- Instructions to follow:
Scan the entries below and extract each line with the word "evolve" in it.

- Listing:
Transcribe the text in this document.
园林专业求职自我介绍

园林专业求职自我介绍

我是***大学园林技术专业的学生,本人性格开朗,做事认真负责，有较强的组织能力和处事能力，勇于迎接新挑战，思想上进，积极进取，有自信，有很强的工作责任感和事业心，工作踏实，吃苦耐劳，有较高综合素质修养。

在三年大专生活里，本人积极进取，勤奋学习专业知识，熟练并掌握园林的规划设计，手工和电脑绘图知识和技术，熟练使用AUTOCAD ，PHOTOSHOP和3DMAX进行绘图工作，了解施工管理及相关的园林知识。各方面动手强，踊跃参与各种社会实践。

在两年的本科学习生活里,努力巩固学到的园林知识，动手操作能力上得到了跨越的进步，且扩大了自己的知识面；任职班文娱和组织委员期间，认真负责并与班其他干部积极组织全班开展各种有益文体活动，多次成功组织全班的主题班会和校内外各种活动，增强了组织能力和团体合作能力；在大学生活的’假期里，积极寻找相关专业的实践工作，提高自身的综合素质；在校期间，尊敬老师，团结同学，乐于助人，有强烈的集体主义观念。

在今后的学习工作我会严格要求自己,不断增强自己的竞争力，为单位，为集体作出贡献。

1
==
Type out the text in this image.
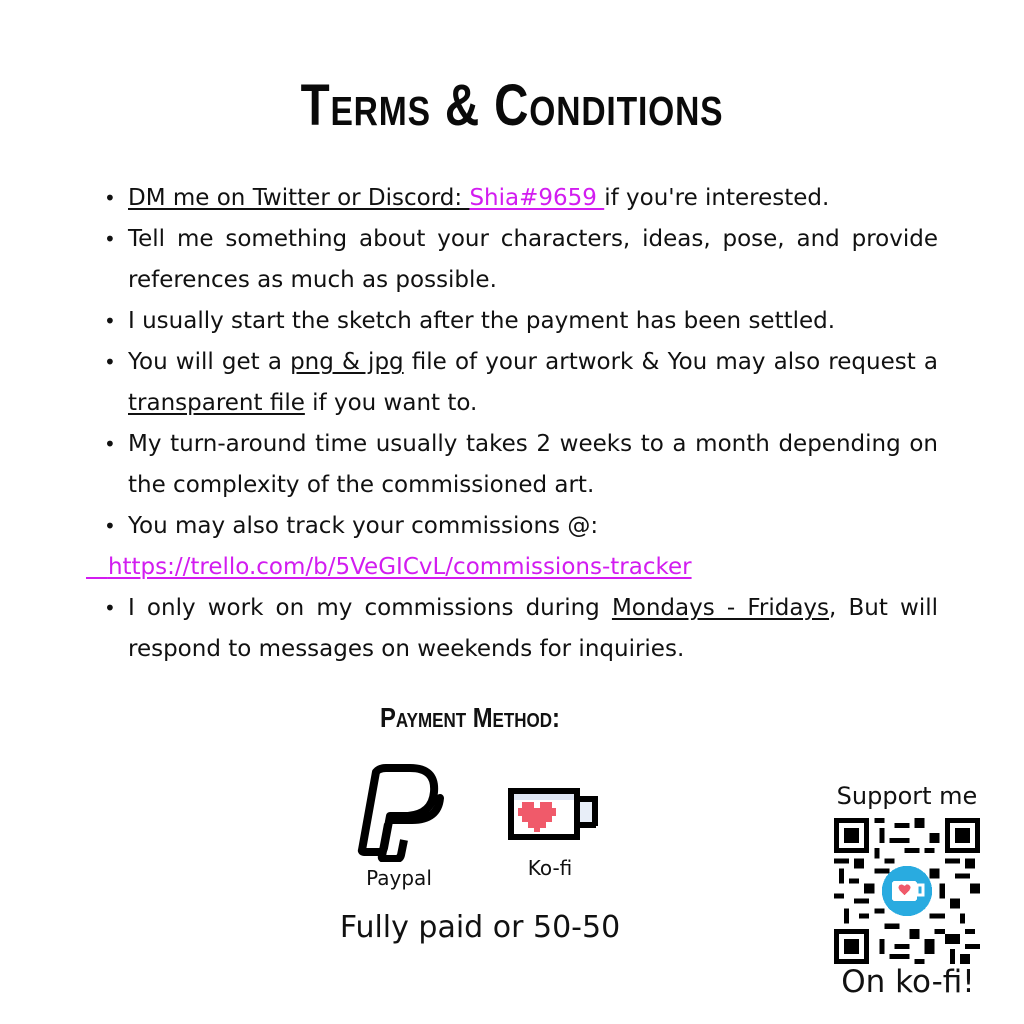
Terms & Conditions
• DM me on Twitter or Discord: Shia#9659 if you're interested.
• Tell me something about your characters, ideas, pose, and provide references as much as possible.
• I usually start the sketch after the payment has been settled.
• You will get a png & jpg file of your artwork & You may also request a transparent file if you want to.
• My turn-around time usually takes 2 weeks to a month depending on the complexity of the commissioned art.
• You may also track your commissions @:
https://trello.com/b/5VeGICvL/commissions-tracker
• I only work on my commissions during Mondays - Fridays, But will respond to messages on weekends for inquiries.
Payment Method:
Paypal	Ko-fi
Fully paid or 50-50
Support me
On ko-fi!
...
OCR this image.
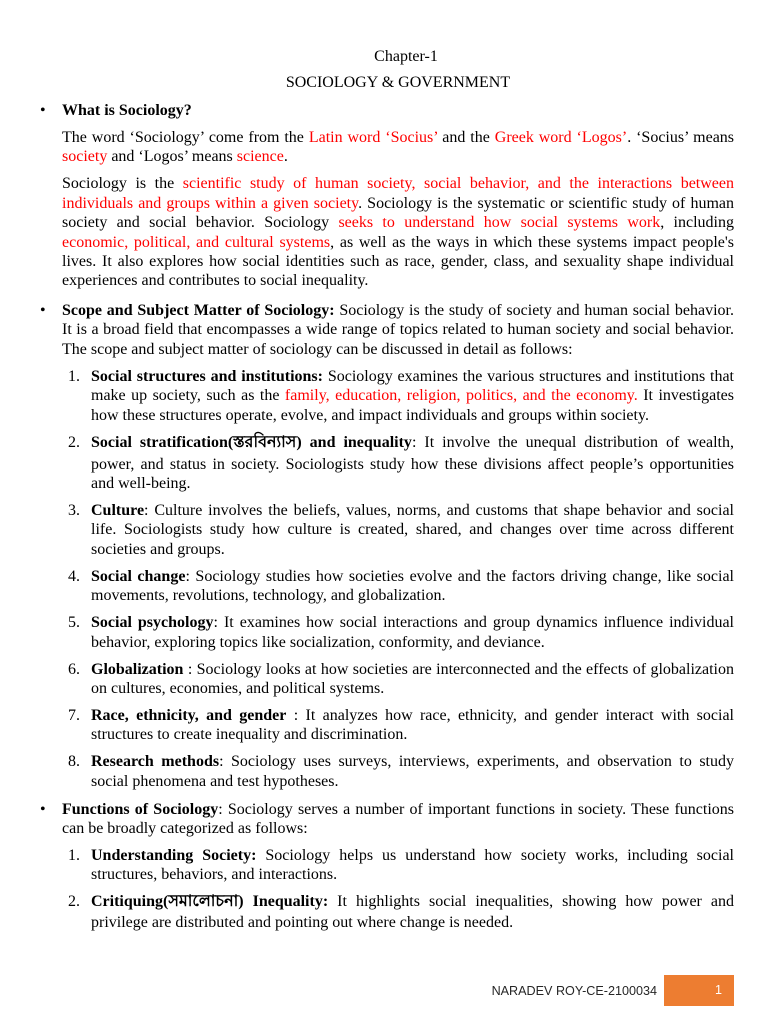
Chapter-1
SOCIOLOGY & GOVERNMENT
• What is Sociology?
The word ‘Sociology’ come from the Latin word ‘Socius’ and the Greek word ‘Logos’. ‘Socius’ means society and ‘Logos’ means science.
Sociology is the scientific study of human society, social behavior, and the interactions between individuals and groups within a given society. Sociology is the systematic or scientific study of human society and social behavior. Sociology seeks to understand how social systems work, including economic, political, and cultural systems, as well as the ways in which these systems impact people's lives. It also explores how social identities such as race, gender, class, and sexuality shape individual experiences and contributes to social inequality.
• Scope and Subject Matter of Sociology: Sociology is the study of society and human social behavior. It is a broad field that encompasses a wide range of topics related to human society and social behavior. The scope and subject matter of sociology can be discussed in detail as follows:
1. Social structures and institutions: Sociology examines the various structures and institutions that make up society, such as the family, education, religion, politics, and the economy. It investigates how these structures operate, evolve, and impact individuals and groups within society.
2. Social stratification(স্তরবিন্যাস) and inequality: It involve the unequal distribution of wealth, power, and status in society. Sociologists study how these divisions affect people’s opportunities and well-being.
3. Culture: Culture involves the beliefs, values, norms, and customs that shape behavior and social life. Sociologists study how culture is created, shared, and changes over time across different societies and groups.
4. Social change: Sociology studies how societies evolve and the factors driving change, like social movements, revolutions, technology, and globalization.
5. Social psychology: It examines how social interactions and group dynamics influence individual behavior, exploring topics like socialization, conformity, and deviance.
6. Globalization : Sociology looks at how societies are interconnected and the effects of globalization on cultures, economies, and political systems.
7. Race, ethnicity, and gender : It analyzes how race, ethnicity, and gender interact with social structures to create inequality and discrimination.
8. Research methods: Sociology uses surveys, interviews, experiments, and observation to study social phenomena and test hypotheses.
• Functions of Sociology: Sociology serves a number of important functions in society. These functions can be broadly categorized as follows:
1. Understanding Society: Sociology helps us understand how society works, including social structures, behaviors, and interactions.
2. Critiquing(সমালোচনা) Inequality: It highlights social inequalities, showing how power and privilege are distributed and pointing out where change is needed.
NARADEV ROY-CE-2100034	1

- Response:
1. Social structures and institutions: Sociology examines the various structures and institutions that make up society, such as the family, education, religion, politics, and the economy. It investigates how these structures operate, evolve, and impact individuals and groups within society.
4. Social change: Sociology studies how societies evolve and the factors driving change, like social movements, revolutions, technology, and globalization.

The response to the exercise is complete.